──────── DATA

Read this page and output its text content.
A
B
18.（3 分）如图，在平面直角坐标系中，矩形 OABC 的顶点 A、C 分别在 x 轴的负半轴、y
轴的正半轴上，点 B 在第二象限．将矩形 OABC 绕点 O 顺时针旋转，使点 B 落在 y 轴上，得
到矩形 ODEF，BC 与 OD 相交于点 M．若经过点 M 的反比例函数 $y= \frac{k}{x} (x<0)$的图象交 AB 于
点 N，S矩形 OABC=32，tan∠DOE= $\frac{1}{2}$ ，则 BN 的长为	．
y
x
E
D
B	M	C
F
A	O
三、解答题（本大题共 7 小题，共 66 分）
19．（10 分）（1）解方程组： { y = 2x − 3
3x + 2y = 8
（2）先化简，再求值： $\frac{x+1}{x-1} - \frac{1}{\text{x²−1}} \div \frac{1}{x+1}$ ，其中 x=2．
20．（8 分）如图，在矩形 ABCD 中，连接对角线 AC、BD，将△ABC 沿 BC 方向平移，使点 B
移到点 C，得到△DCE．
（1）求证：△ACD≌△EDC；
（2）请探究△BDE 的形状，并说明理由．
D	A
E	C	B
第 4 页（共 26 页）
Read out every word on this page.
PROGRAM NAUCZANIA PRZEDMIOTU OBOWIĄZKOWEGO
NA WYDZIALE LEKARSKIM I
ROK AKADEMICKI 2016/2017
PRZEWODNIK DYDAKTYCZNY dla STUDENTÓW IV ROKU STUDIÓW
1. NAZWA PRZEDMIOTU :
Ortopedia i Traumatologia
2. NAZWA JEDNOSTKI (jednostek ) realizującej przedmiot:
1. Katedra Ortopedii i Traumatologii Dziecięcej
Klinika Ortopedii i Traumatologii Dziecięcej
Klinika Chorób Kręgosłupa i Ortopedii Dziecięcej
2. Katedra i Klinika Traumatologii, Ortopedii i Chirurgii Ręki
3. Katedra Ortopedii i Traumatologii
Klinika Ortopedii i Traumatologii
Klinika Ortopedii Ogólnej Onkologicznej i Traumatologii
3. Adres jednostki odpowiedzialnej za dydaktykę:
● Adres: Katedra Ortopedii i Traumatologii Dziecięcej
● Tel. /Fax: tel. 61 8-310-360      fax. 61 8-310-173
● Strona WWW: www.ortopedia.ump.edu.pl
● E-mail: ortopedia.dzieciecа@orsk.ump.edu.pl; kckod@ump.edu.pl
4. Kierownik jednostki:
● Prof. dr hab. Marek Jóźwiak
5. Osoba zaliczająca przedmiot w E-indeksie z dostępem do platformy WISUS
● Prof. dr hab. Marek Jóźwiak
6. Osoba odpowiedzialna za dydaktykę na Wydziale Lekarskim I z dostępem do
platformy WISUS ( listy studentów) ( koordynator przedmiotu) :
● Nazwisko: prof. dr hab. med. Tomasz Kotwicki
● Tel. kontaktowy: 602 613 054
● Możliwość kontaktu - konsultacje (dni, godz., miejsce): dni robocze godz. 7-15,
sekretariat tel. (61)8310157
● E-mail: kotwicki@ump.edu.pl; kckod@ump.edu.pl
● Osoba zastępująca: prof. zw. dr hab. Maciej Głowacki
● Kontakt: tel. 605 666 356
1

────────────────

Filter the records for lines holding the string "OABC". Copy each one.

ANSWER FOR THIS EXERCISE:
18.（3 分）如图，在平面直角坐标系中，矩形 OABC 的顶点 A、C 分别在 x 轴的负半轴、y
轴的正半轴上，点 B 在第二象限．将矩形 OABC 绕点 O 顺时针旋转，使点 B 落在 y 轴上，得
点 N，S矩形 OABC=32，tan∠DOE= $\frac{1}{2}$ ，则 BN 的长为	．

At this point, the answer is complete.